Task objective>
Gather all lines in the entries that include the word "notification".

The data>
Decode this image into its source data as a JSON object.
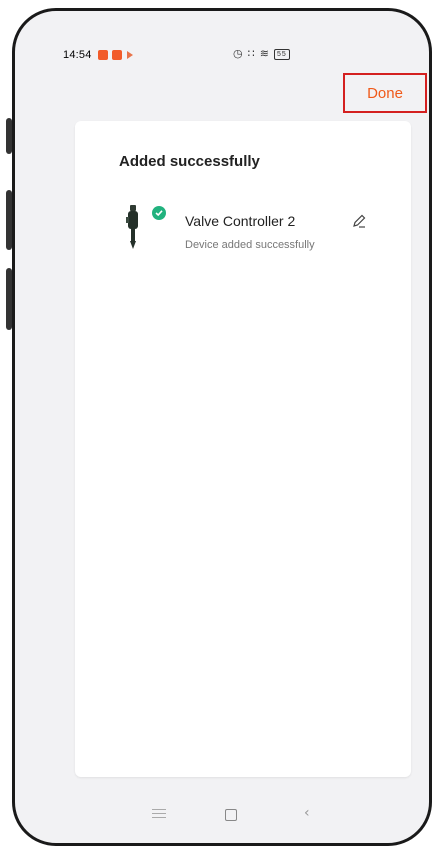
{
  "status_bar": {
    "time": "14:54",
    "icons_right": "⏰ ⁙∥ ≡",
    "battery": "55"
  },
  "header": {
    "done_label": "Done"
  },
  "card": {
    "title": "Added successfully",
    "device": {
      "name": "Valve Controller 2",
      "subtitle": "Device added successfully",
      "status": "success"
    }
  },
  "colors": {
    "accent": "#f05a1a",
    "success": "#21b27e",
    "highlight_box": "#d42020"
  },
  "icons": [
    "notification-icon",
    "play-icon",
    "alarm-icon",
    "signal-icon",
    "wifi-icon",
    "battery-icon",
    "check-icon",
    "pencil-icon",
    "menu-icon",
    "home-icon",
    "back-icon",
    "valve-device-icon"
  ]
}
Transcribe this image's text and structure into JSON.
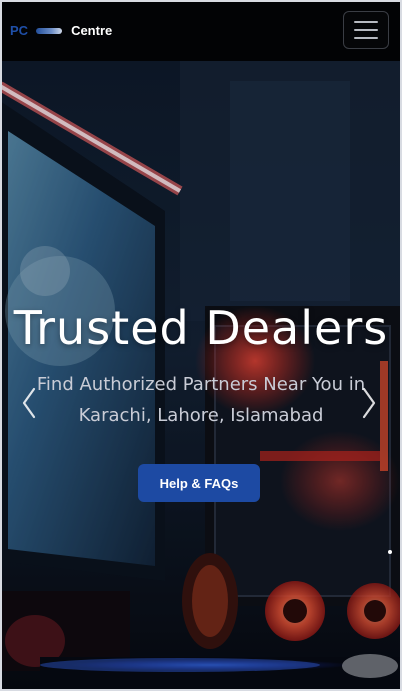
{
  "navbar": {
    "brand_prefix": "PC",
    "brand_name": "Centre",
    "menu_icon": "hamburger-menu-icon"
  },
  "hero": {
    "title": "Trusted Dealers",
    "subtitle_line1": "Find Authorized Partners Near You in",
    "subtitle_line2": "Karachi, Lahore, Islamabad",
    "cta_label": "Help & FAQs",
    "prev_icon": "chevron-left-icon",
    "next_icon": "chevron-right-icon"
  },
  "colors": {
    "brand_blue": "#1f4fa8",
    "cta_blue": "#1d4aa3",
    "navbar_bg": "#020305"
  }
}
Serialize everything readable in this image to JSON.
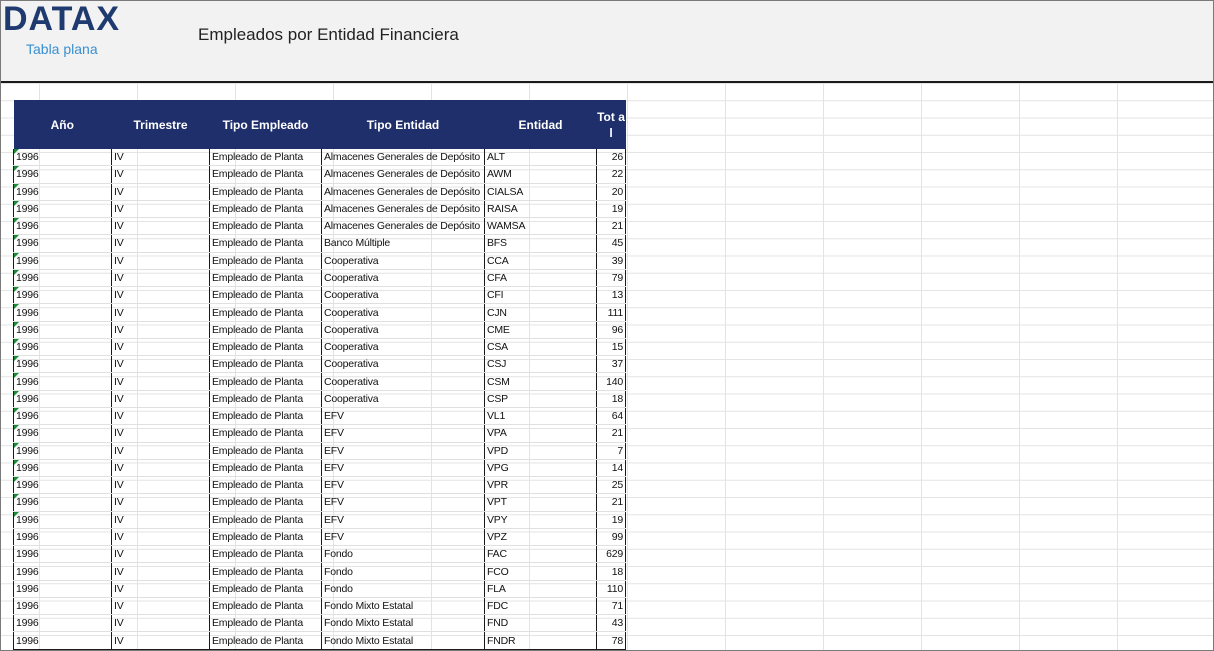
{
  "header": {
    "logo": "DATAX",
    "logo_subtitle": "Tabla plana",
    "title": "Empleados por Entidad Financiera"
  },
  "table": {
    "columns": [
      "Año",
      "Trimestre",
      "Tipo Empleado",
      "Tipo Entidad",
      "Entidad",
      "Tot al"
    ],
    "rows": [
      [
        "1996",
        "IV",
        "Empleado de Planta",
        "Almacenes Generales de Depósito",
        "ALT",
        "26"
      ],
      [
        "1996",
        "IV",
        "Empleado de Planta",
        "Almacenes Generales de Depósito",
        "AWM",
        "22"
      ],
      [
        "1996",
        "IV",
        "Empleado de Planta",
        "Almacenes Generales de Depósito",
        "CIALSA",
        "20"
      ],
      [
        "1996",
        "IV",
        "Empleado de Planta",
        "Almacenes Generales de Depósito",
        "RAISA",
        "19"
      ],
      [
        "1996",
        "IV",
        "Empleado de Planta",
        "Almacenes Generales de Depósito",
        "WAMSA",
        "21"
      ],
      [
        "1996",
        "IV",
        "Empleado de Planta",
        "Banco Múltiple",
        "BFS",
        "45"
      ],
      [
        "1996",
        "IV",
        "Empleado de Planta",
        "Cooperativa",
        "CCA",
        "39"
      ],
      [
        "1996",
        "IV",
        "Empleado de Planta",
        "Cooperativa",
        "CFA",
        "79"
      ],
      [
        "1996",
        "IV",
        "Empleado de Planta",
        "Cooperativa",
        "CFI",
        "13"
      ],
      [
        "1996",
        "IV",
        "Empleado de Planta",
        "Cooperativa",
        "CJN",
        "111"
      ],
      [
        "1996",
        "IV",
        "Empleado de Planta",
        "Cooperativa",
        "CME",
        "96"
      ],
      [
        "1996",
        "IV",
        "Empleado de Planta",
        "Cooperativa",
        "CSA",
        "15"
      ],
      [
        "1996",
        "IV",
        "Empleado de Planta",
        "Cooperativa",
        "CSJ",
        "37"
      ],
      [
        "1996",
        "IV",
        "Empleado de Planta",
        "Cooperativa",
        "CSM",
        "140"
      ],
      [
        "1996",
        "IV",
        "Empleado de Planta",
        "Cooperativa",
        "CSP",
        "18"
      ],
      [
        "1996",
        "IV",
        "Empleado de Planta",
        "EFV",
        "VL1",
        "64"
      ],
      [
        "1996",
        "IV",
        "Empleado de Planta",
        "EFV",
        "VPA",
        "21"
      ],
      [
        "1996",
        "IV",
        "Empleado de Planta",
        "EFV",
        "VPD",
        "7"
      ],
      [
        "1996",
        "IV",
        "Empleado de Planta",
        "EFV",
        "VPG",
        "14"
      ],
      [
        "1996",
        "IV",
        "Empleado de Planta",
        "EFV",
        "VPR",
        "25"
      ],
      [
        "1996",
        "IV",
        "Empleado de Planta",
        "EFV",
        "VPT",
        "21"
      ],
      [
        "1996",
        "IV",
        "Empleado de Planta",
        "EFV",
        "VPY",
        "19"
      ],
      [
        "1996",
        "IV",
        "Empleado de Planta",
        "EFV",
        "VPZ",
        "99"
      ],
      [
        "1996",
        "IV",
        "Empleado de Planta",
        "Fondo",
        "FAC",
        "629"
      ],
      [
        "1996",
        "IV",
        "Empleado de Planta",
        "Fondo",
        "FCO",
        "18"
      ],
      [
        "1996",
        "IV",
        "Empleado de Planta",
        "Fondo",
        "FLA",
        "110"
      ],
      [
        "1996",
        "IV",
        "Empleado de Planta",
        "Fondo Mixto Estatal",
        "FDC",
        "71"
      ],
      [
        "1996",
        "IV",
        "Empleado de Planta",
        "Fondo Mixto Estatal",
        "FND",
        "43"
      ],
      [
        "1996",
        "IV",
        "Empleado de Planta",
        "Fondo Mixto Estatal",
        "FNDR",
        "78"
      ]
    ],
    "marked_rows": 22
  },
  "colors": {
    "header_bg": "#1f2f6b",
    "logo": "#1f3a6e",
    "logo_subtitle": "#3a8fd0",
    "error_marker": "#1e8a3a"
  }
}
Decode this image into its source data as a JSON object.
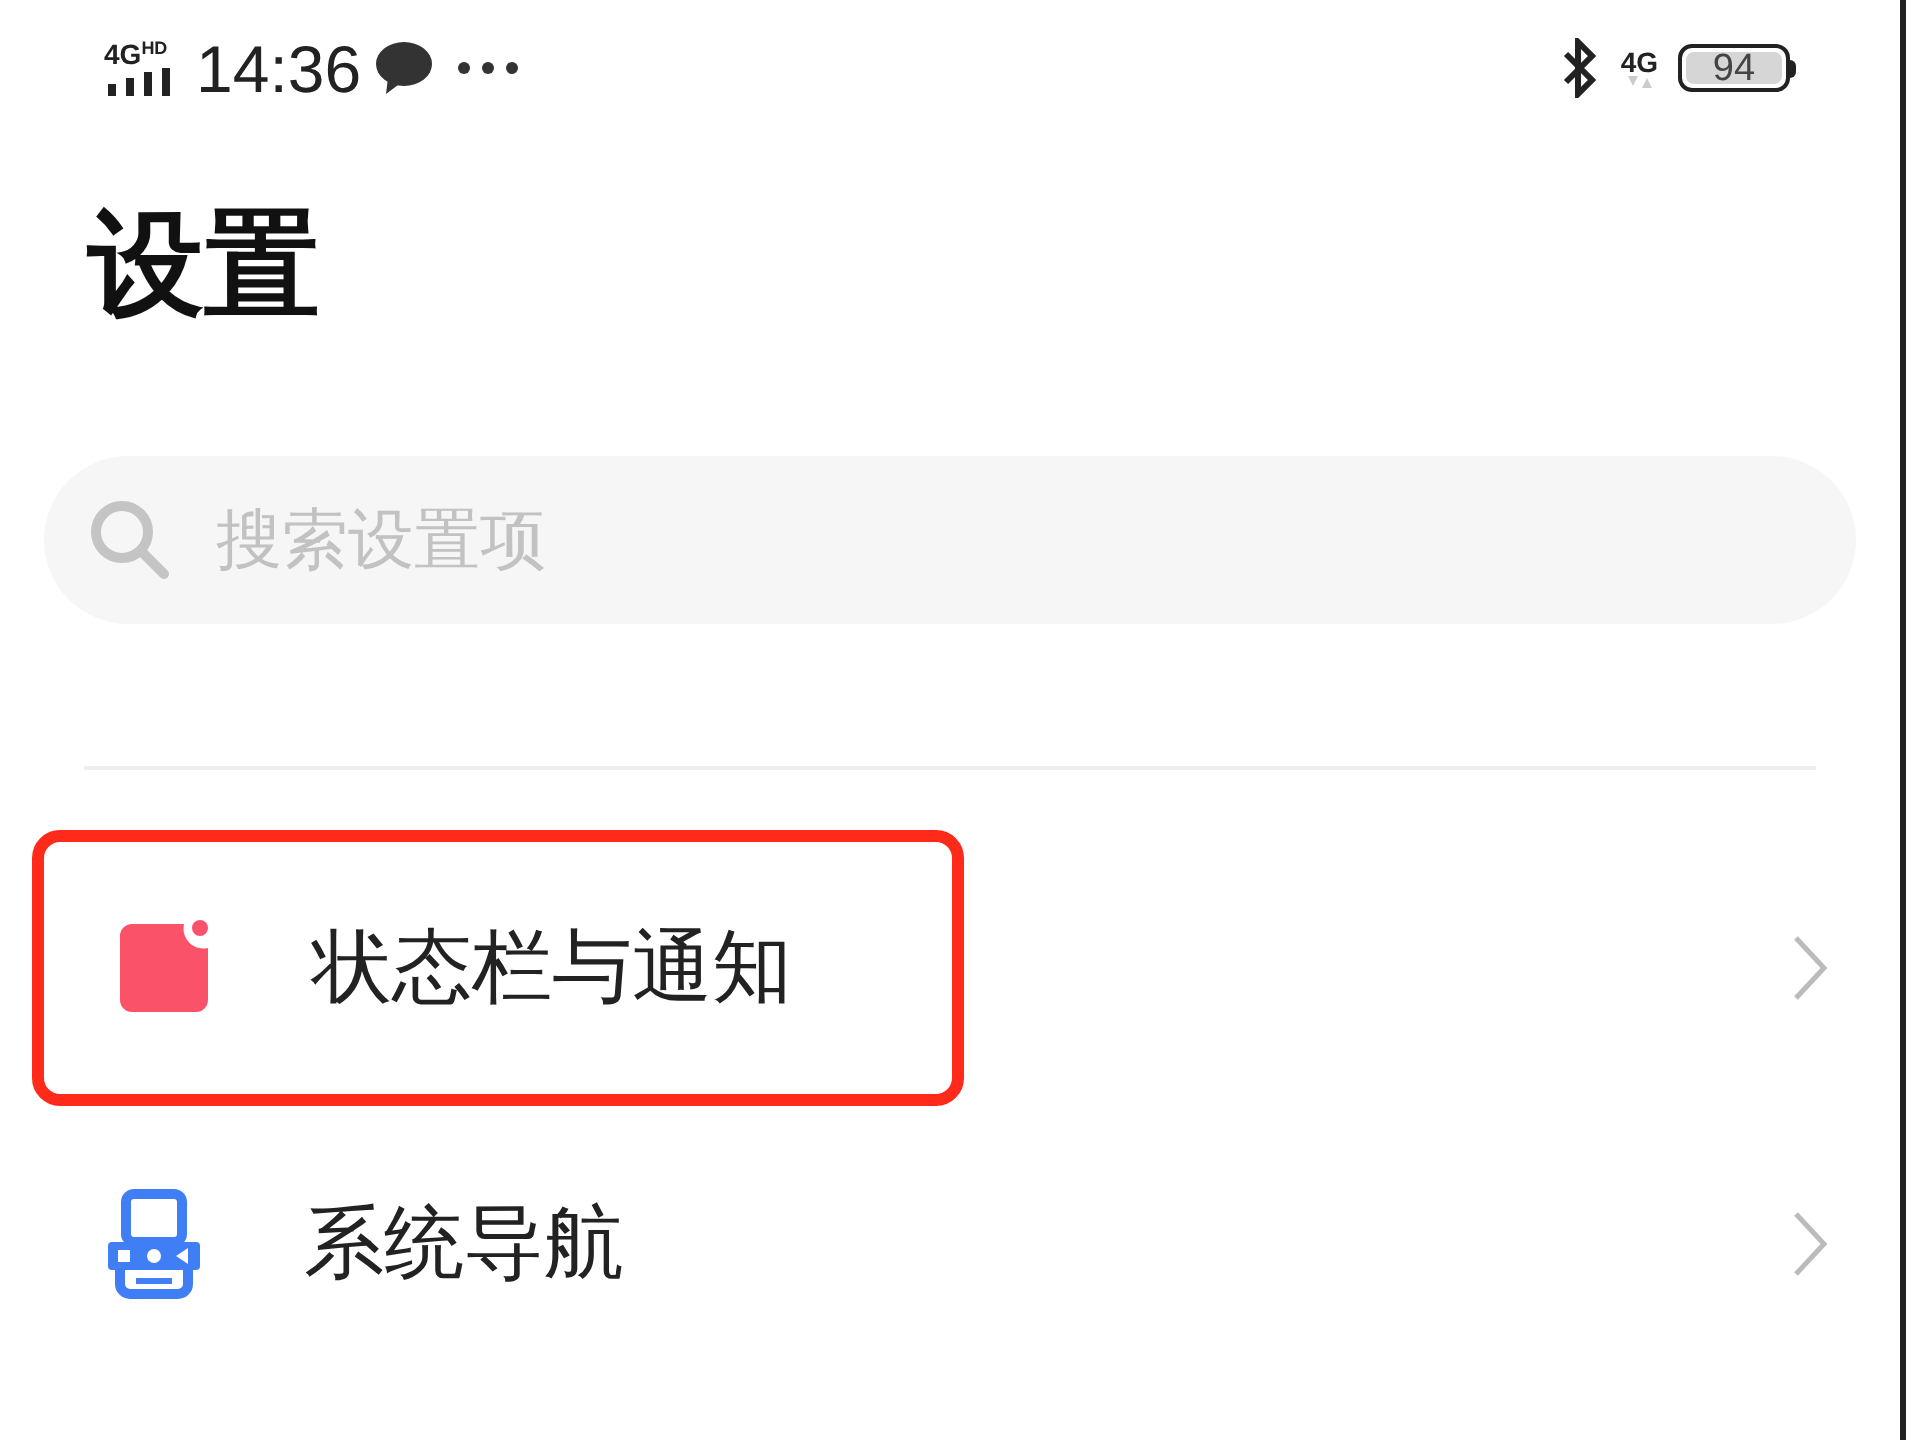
{
  "status_bar": {
    "network": "4G",
    "network_badge": "HD",
    "time": "14:36",
    "data_network": "4G",
    "battery": "94"
  },
  "title": "设置",
  "search": {
    "placeholder": "搜索设置项"
  },
  "items": [
    {
      "label": "状态栏与通知",
      "kind": "notification",
      "highlighted": true
    },
    {
      "label": "系统导航",
      "kind": "navigation",
      "highlighted": false
    }
  ]
}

Answer>
    "notification-icon",
      "kind": "notification",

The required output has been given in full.